[Items from a dataset]

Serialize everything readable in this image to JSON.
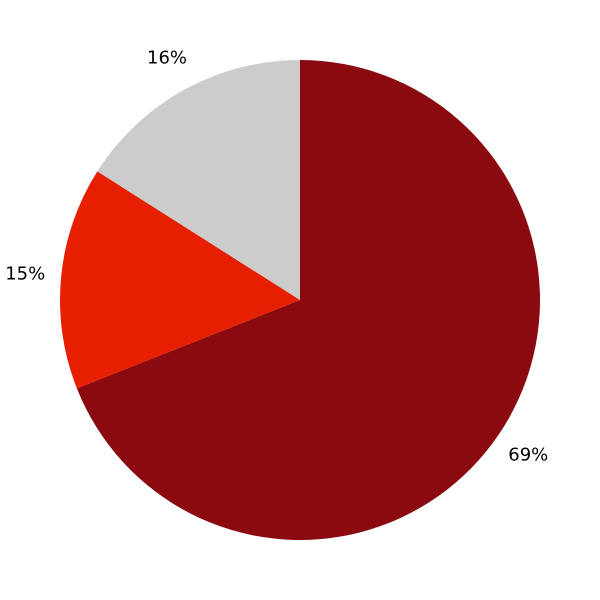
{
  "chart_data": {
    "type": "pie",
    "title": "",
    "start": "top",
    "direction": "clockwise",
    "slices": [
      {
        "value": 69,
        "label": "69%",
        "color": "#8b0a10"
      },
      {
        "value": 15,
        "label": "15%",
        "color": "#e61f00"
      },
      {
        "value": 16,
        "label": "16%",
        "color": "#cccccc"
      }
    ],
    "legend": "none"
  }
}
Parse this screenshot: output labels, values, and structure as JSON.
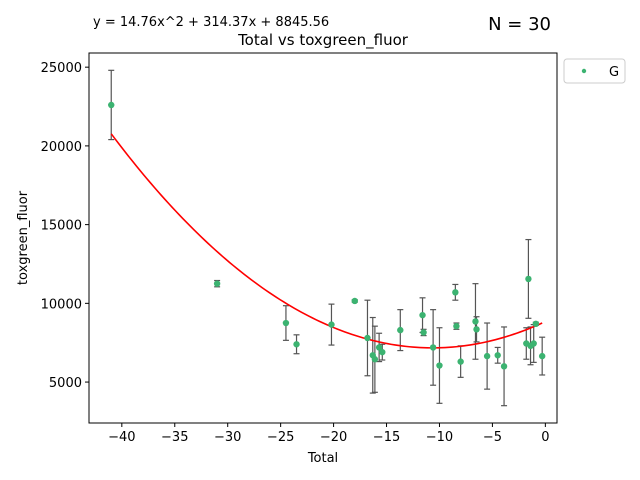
...
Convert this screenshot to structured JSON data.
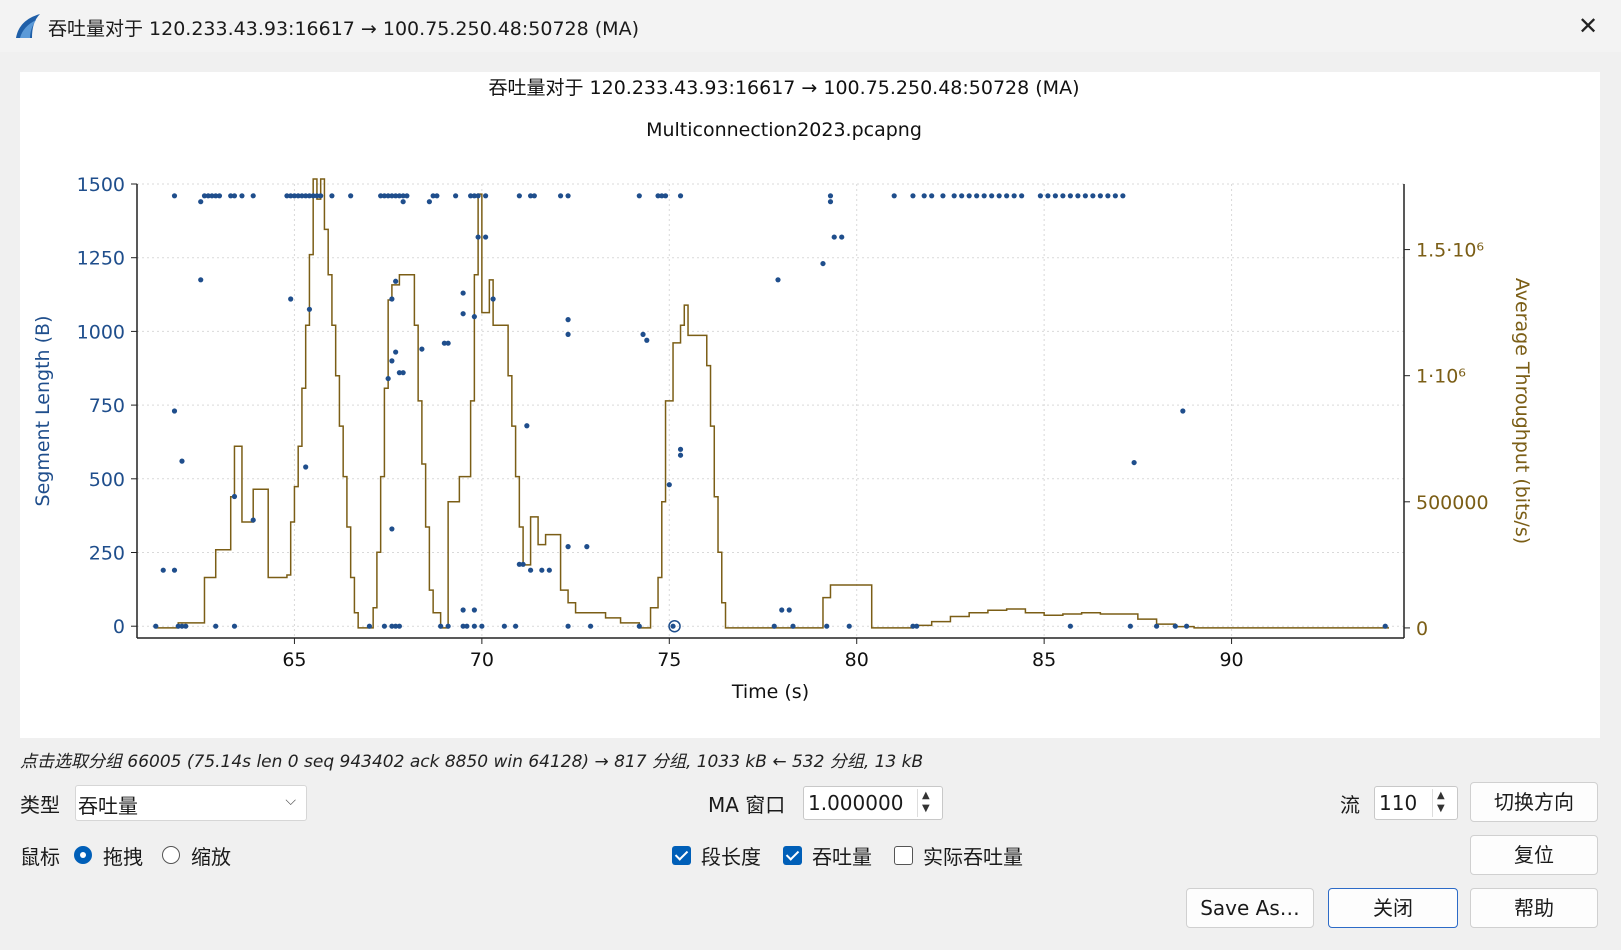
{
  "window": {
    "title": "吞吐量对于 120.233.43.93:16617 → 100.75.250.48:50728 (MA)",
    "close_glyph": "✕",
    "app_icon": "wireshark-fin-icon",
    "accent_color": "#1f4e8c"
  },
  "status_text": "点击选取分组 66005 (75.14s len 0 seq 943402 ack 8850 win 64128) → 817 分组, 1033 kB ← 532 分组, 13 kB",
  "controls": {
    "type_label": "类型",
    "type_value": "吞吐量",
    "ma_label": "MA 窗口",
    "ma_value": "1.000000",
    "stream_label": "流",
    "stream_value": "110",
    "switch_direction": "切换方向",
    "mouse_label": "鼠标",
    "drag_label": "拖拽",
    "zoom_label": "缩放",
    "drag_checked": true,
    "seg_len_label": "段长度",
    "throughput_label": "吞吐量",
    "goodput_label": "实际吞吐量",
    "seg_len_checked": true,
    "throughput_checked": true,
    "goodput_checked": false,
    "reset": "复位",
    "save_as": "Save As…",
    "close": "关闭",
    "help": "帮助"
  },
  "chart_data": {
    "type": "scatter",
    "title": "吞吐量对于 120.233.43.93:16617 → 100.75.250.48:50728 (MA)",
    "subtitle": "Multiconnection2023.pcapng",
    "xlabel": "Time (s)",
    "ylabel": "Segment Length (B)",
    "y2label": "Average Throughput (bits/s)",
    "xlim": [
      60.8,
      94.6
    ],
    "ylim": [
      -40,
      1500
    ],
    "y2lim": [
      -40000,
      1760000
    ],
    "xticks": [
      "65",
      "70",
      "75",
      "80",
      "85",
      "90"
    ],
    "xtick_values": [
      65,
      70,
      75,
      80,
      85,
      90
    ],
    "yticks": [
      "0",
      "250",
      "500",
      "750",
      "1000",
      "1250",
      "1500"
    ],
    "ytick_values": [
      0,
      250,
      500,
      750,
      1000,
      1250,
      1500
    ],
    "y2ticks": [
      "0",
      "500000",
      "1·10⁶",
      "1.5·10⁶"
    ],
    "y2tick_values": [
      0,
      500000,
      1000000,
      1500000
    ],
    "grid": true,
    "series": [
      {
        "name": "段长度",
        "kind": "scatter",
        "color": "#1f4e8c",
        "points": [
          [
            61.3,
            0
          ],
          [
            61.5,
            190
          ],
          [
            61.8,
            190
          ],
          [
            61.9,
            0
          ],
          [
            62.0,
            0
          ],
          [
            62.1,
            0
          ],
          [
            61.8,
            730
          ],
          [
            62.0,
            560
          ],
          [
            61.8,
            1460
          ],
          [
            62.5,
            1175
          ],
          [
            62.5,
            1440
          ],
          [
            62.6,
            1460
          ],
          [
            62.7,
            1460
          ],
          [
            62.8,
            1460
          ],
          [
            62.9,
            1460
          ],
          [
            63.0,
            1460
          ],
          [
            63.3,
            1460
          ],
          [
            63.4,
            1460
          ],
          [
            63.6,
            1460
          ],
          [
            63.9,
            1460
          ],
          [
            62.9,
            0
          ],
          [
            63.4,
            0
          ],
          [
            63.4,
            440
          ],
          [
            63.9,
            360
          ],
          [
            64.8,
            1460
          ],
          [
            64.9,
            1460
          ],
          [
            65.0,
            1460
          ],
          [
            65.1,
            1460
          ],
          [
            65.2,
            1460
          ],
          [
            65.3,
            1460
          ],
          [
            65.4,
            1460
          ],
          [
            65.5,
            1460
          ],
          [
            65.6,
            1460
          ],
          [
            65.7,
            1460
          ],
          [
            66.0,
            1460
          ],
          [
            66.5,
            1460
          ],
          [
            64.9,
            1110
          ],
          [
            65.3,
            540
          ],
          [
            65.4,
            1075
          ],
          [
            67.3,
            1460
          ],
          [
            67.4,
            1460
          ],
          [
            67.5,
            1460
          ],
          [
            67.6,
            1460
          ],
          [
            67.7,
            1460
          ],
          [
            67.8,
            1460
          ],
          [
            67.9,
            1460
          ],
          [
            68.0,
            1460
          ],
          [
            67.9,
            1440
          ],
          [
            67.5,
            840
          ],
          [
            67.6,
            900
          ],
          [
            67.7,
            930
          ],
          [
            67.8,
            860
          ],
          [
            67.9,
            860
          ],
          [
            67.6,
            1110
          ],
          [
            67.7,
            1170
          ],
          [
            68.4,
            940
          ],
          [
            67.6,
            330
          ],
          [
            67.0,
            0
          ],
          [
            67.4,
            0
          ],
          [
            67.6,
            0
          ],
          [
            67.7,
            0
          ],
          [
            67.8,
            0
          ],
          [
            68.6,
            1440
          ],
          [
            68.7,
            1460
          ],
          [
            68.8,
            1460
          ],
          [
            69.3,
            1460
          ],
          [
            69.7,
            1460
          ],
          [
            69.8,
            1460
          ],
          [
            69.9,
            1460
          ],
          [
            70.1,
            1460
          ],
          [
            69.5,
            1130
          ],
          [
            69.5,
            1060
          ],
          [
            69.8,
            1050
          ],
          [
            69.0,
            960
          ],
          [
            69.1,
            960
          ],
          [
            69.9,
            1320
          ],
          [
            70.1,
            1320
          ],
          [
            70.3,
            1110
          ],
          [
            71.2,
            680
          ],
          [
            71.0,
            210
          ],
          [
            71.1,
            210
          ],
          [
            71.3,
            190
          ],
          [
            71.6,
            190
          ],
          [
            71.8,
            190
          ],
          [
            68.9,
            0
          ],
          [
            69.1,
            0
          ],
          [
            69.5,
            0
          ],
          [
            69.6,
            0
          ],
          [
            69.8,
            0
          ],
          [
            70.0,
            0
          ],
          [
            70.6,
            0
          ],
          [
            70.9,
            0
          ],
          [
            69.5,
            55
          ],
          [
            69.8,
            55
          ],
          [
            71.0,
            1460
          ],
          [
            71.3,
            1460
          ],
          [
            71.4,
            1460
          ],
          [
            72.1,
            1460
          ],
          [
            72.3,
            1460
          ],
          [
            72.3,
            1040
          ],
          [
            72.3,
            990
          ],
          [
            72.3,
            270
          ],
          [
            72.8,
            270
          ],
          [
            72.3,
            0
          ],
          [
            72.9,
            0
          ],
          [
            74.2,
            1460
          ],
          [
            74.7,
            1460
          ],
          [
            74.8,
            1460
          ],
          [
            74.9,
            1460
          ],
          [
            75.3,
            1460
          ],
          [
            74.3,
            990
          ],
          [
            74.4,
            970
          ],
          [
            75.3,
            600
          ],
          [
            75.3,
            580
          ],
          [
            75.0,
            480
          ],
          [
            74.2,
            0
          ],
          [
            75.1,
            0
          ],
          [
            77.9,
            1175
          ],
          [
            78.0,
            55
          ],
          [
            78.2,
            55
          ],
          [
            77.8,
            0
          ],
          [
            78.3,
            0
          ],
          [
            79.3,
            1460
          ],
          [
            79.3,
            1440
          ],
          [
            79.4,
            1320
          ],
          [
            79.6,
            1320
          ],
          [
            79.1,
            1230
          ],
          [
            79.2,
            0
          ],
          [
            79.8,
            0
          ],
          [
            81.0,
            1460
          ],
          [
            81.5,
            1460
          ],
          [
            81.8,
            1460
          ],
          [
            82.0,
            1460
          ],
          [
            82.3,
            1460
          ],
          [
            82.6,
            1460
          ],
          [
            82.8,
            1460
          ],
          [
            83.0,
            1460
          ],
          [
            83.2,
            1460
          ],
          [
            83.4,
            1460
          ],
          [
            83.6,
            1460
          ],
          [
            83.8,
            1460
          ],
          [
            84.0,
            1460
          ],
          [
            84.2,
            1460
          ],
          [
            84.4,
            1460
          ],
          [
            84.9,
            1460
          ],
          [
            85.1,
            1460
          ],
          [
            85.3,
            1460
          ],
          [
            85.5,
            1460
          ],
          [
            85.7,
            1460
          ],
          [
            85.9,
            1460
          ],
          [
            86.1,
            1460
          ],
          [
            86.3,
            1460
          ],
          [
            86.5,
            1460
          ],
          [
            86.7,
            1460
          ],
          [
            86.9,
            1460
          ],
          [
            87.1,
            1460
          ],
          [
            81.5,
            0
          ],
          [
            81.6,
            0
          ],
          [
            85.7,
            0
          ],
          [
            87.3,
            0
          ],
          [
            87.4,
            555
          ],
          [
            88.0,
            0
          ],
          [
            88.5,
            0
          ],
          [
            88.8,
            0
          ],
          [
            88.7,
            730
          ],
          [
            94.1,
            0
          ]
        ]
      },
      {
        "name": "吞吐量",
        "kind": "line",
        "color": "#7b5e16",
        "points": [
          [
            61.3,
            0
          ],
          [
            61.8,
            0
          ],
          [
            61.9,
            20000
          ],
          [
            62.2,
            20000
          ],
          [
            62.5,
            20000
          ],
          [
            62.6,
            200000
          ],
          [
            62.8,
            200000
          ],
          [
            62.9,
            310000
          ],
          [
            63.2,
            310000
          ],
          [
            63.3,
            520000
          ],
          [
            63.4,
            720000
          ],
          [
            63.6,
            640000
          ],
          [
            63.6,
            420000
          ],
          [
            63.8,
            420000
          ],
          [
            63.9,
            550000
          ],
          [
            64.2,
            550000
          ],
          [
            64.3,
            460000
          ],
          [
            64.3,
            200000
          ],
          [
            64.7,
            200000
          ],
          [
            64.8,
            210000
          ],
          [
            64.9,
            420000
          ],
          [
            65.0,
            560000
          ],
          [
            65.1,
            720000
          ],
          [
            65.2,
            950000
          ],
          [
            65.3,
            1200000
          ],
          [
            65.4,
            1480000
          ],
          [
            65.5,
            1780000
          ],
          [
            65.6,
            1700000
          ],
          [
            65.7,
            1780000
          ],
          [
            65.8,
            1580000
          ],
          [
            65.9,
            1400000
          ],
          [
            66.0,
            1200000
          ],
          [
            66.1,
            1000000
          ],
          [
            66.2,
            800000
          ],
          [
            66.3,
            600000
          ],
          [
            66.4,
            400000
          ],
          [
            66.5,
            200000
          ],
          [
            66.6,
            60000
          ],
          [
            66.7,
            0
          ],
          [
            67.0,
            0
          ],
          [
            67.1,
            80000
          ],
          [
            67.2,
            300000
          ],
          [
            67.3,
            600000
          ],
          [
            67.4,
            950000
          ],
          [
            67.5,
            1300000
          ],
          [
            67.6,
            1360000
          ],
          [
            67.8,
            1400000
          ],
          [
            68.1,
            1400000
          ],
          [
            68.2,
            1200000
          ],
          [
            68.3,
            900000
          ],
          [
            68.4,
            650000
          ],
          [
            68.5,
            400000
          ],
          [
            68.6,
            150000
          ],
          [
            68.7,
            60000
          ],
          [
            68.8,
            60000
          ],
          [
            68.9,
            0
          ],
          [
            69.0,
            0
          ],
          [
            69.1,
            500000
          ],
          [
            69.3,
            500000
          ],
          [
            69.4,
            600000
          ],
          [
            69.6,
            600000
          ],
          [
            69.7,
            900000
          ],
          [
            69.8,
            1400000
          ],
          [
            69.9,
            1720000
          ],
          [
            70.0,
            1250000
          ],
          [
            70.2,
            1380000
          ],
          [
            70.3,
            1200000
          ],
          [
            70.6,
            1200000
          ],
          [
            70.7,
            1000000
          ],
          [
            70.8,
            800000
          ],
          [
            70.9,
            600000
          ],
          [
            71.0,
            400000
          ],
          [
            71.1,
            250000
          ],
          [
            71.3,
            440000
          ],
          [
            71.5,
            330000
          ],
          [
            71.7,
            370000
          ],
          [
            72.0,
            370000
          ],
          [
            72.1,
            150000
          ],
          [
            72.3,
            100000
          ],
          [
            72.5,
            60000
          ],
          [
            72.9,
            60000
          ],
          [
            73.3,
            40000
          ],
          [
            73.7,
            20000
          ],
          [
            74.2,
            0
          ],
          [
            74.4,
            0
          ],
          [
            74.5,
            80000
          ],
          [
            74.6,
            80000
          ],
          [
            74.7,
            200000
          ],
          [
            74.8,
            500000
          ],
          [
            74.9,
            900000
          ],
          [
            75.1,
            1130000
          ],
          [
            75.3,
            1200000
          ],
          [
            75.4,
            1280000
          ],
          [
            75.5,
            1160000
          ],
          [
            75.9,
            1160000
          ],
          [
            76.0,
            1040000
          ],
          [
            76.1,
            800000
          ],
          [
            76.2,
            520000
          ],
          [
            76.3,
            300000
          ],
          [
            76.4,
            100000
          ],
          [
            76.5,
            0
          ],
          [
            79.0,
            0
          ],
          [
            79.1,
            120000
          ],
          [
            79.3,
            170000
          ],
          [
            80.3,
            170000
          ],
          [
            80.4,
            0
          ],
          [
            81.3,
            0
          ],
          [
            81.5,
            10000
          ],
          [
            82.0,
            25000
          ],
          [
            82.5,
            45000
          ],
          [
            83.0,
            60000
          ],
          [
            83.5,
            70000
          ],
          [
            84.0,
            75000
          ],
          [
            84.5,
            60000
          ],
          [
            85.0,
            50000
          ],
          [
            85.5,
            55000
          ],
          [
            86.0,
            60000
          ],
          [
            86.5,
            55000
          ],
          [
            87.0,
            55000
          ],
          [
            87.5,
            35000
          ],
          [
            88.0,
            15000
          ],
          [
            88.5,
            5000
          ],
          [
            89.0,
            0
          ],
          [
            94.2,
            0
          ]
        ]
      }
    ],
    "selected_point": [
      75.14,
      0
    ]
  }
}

→ **Task directions**
From the entries above, copy exactly the lines starting at the one with "Serialize everything readable" and stopping at the one with "Parse this screenshot: output", keeping both ends. Drop the pictures.

→ **Worked solution**
Serialize everything readable in this image to JSON.
{
  "chart_data": {
    "type": "pie",
    "title": "",
    "start": "top",
    "direction": "clockwise",
    "slices": [
      {
        "value": 69,
        "label": "69%",
        "color": "#8b0a10"
      },
      {
        "value": 15,
        "label": "15%",
        "color": "#e61f00"
      },
      {
        "value": 16,
        "label": "16%",
        "color": "#cccccc"
      }
    ],
    "legend": "none"
  }
}
Parse this screenshot: output labels, values, and structure as JSON.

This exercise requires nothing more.